Short task: Set down exactly the lines from the one containing "Read out every word on this page." through the end of the records below, both included, and nothing else.

Given data:
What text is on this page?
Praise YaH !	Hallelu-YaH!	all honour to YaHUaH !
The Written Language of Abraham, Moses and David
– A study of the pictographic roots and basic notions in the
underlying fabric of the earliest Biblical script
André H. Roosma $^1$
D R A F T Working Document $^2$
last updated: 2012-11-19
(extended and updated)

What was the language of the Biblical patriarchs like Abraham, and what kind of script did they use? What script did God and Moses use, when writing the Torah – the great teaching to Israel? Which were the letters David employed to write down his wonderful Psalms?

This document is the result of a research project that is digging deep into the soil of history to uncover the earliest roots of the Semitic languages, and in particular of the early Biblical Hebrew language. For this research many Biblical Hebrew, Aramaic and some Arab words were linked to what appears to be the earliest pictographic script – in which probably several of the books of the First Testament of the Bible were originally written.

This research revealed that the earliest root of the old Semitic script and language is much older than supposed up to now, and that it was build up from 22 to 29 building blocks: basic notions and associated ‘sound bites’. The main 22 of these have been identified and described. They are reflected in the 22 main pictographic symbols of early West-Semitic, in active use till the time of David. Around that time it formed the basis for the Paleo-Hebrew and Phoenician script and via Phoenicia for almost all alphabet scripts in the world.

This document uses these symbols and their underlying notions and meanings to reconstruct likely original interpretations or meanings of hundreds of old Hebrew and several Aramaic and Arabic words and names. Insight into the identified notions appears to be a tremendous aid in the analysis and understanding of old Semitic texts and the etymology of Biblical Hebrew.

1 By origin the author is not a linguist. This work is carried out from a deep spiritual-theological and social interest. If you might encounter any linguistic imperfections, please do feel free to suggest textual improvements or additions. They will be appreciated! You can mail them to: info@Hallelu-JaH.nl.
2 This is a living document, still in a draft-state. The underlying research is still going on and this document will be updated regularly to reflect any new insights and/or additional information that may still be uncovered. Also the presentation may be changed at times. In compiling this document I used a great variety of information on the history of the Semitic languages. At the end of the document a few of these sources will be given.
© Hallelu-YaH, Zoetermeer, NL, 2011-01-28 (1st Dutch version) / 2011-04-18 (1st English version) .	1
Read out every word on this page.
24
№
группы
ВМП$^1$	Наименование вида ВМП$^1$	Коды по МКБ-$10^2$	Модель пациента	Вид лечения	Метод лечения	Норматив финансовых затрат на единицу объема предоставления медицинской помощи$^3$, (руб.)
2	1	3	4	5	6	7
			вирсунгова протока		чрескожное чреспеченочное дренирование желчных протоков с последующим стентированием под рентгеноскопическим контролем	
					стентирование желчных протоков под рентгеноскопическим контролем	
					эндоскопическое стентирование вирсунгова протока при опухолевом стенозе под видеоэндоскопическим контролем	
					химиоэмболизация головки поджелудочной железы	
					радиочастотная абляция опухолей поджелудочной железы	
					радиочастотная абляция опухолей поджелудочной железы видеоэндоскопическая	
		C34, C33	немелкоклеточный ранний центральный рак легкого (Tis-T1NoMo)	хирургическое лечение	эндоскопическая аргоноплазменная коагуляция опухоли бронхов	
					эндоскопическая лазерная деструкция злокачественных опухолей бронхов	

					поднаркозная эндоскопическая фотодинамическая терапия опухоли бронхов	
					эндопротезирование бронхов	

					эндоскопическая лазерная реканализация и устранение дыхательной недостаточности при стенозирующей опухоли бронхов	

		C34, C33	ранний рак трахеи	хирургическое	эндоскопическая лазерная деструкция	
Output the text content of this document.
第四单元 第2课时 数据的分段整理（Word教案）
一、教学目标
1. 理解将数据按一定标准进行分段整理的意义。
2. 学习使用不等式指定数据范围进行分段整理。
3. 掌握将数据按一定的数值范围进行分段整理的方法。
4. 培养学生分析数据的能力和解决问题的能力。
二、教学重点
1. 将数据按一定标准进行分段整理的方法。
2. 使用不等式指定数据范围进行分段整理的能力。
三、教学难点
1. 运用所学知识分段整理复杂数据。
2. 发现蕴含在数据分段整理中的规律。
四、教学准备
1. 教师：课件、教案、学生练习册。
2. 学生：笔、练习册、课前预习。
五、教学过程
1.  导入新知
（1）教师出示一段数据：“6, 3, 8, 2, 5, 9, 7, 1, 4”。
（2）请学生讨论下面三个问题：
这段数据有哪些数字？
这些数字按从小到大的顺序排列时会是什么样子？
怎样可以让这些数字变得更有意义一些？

Reply to the task:
Read out every word on this page.
24
№
группы
ВМП$^1$	Наименование вида ВМП$^1$	Коды по МКБ-$10^2$	Модель пациента	Вид лечения	Метод лечения	Норматив финансовых затрат на единицу объема предоставления медицинской помощи$^3$, (руб.)
2	1	3	4	5	6	7
			вирсунгова протока		чрескожное чреспеченочное дренирование желчных протоков с последующим стентированием под рентгеноскопическим контролем	
					стентирование желчных протоков под рентгеноскопическим контролем	
					эндоскопическое стентирование вирсунгова протока при опухолевом стенозе под видеоэндоскопическим контролем	
					химиоэмболизация головки поджелудочной железы	
					радиочастотная абляция опухолей поджелудочной железы	
					радиочастотная абляция опухолей поджелудочной железы видеоэндоскопическая	
		C34, C33	немелкоклеточный ранний центральный рак легкого (Tis-T1NoMo)	хирургическое лечение	эндоскопическая аргоноплазменная коагуляция опухоли бронхов	
					эндоскопическая лазерная деструкция злокачественных опухолей бронхов	

					поднаркозная эндоскопическая фотодинамическая терапия опухоли бронхов	
					эндопротезирование бронхов	

					эндоскопическая лазерная реканализация и устранение дыхательной недостаточности при стенозирующей опухоли бронхов	

		C34, C33	ранний рак трахеи	хирургическое	эндоскопическая лазерная деструкция	
Output the text content of this document.
第四单元 第2课时 数据的分段整理（Word教案）
一、教学目标
1. 理解将数据按一定标准进行分段整理的意义。
2. 学习使用不等式指定数据范围进行分段整理。
3. 掌握将数据按一定的数值范围进行分段整理的方法。
4. 培养学生分析数据的能力和解决问题的能力。
二、教学重点
1. 将数据按一定标准进行分段整理的方法。
2. 使用不等式指定数据范围进行分段整理的能力。
三、教学难点
1. 运用所学知识分段整理复杂数据。
2. 发现蕴含在数据分段整理中的规律。
四、教学准备
1. 教师：课件、教案、学生练习册。
2. 学生：笔、练习册、课前预习。
五、教学过程
1.  导入新知
（1）教师出示一段数据：“6, 3, 8, 2, 5, 9, 7, 1, 4”。
（2）请学生讨论下面三个问题：
这段数据有哪些数字？
这些数字按从小到大的顺序排列时会是什么样子？
怎样可以让这些数字变得更有意义一些？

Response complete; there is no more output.